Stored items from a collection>
· · · ·

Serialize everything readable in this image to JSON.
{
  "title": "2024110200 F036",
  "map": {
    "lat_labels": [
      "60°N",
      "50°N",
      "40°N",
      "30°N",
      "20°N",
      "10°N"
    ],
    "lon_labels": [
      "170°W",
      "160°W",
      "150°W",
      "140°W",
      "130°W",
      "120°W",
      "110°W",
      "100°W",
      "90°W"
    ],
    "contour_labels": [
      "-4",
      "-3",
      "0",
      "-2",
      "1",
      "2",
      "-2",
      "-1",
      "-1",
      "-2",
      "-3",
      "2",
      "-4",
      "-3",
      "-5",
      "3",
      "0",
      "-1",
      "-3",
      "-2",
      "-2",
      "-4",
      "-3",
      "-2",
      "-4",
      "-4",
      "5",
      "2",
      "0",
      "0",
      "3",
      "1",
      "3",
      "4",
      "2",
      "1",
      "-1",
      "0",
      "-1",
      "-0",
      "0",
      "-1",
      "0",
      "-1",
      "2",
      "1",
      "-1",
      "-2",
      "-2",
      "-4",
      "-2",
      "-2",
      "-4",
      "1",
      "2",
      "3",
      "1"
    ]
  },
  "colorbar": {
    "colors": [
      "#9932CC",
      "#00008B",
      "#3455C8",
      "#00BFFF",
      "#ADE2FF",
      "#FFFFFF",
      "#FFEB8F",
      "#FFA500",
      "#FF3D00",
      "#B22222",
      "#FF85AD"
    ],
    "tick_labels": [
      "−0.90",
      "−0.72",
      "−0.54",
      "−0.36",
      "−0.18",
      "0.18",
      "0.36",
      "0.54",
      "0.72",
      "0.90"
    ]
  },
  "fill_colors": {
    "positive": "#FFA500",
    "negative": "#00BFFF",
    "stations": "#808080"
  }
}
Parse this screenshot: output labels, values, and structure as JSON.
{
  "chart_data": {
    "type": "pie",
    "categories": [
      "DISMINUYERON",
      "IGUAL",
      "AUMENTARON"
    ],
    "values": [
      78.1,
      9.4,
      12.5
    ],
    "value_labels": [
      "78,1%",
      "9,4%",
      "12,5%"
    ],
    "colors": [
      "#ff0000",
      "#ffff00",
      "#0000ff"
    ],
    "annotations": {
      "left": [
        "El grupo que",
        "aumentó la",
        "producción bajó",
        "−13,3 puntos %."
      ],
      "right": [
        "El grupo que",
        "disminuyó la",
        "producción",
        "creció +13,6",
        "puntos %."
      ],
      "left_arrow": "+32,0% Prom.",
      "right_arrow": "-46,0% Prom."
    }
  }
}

· · · ·

What to produce>
Each line of the listing should be copied exactly.

Exercise solution>
Serialize everything readable in this image to JSON.
{
  "title": "2024110200 F036",
  "map": {
    "lat_labels": [
      "60°N",
      "50°N",
      "40°N",
      "30°N",
      "20°N",
      "10°N"
    ],
    "lon_labels": [
      "170°W",
      "160°W",
      "150°W",
      "140°W",
      "130°W",
      "120°W",
      "110°W",
      "100°W",
      "90°W"
    ],
    "contour_labels": [
      "-4",
      "-3",
      "0",
      "-2",
      "1",
      "2",
      "-2",
      "-1",
      "-1",
      "-2",
      "-3",
      "2",
      "-4",
      "-3",
      "-5",
      "3",
      "0",
      "-1",
      "-3",
      "-2",
      "-2",
      "-4",
      "-3",
      "-2",
      "-4",
      "-4",
      "5",
      "2",
      "0",
      "0",
      "3",
      "1",
      "3",
      "4",
      "2",
      "1",
      "-1",
      "0",
      "-1",
      "-0",
      "0",
      "-1",
      "0",
      "-1",
      "2",
      "1",
      "-1",
      "-2",
      "-2",
      "-4",
      "-2",
      "-2",
      "-4",
      "1",
      "2",
      "3",
      "1"
    ]
  },
  "colorbar": {
    "colors": [
      "#9932CC",
      "#00008B",
      "#3455C8",
      "#00BFFF",
      "#ADE2FF",
      "#FFFFFF",
      "#FFEB8F",
      "#FFA500",
      "#FF3D00",
      "#B22222",
      "#FF85AD"
    ],
    "tick_labels": [
      "−0.90",
      "−0.72",
      "−0.54",
      "−0.36",
      "−0.18",
      "0.18",
      "0.36",
      "0.54",
      "0.72",
      "0.90"
    ]
  },
  "fill_colors": {
    "positive": "#FFA500",
    "negative": "#00BFFF",
    "stations": "#808080"
  }
}
Parse this screenshot: output labels, values, and structure as JSON.
{
  "chart_data": {
    "type": "pie",
    "categories": [
      "DISMINUYERON",
      "IGUAL",
      "AUMENTARON"
    ],
    "values": [
      78.1,
      9.4,
      12.5
    ],
    "value_labels": [
      "78,1%",
      "9,4%",
      "12,5%"
    ],
    "colors": [
      "#ff0000",
      "#ffff00",
      "#0000ff"
    ],
    "annotations": {
      "left": [
        "El grupo que",
        "aumentó la",
        "producción bajó",
        "−13,3 puntos %."
      ],
      "right": [
        "El grupo que",
        "disminuyó la",
        "producción",
        "creció +13,6",
        "puntos %."
      ],
      "left_arrow": "+32,0% Prom.",
      "right_arrow": "-46,0% Prom."
    }
  }
}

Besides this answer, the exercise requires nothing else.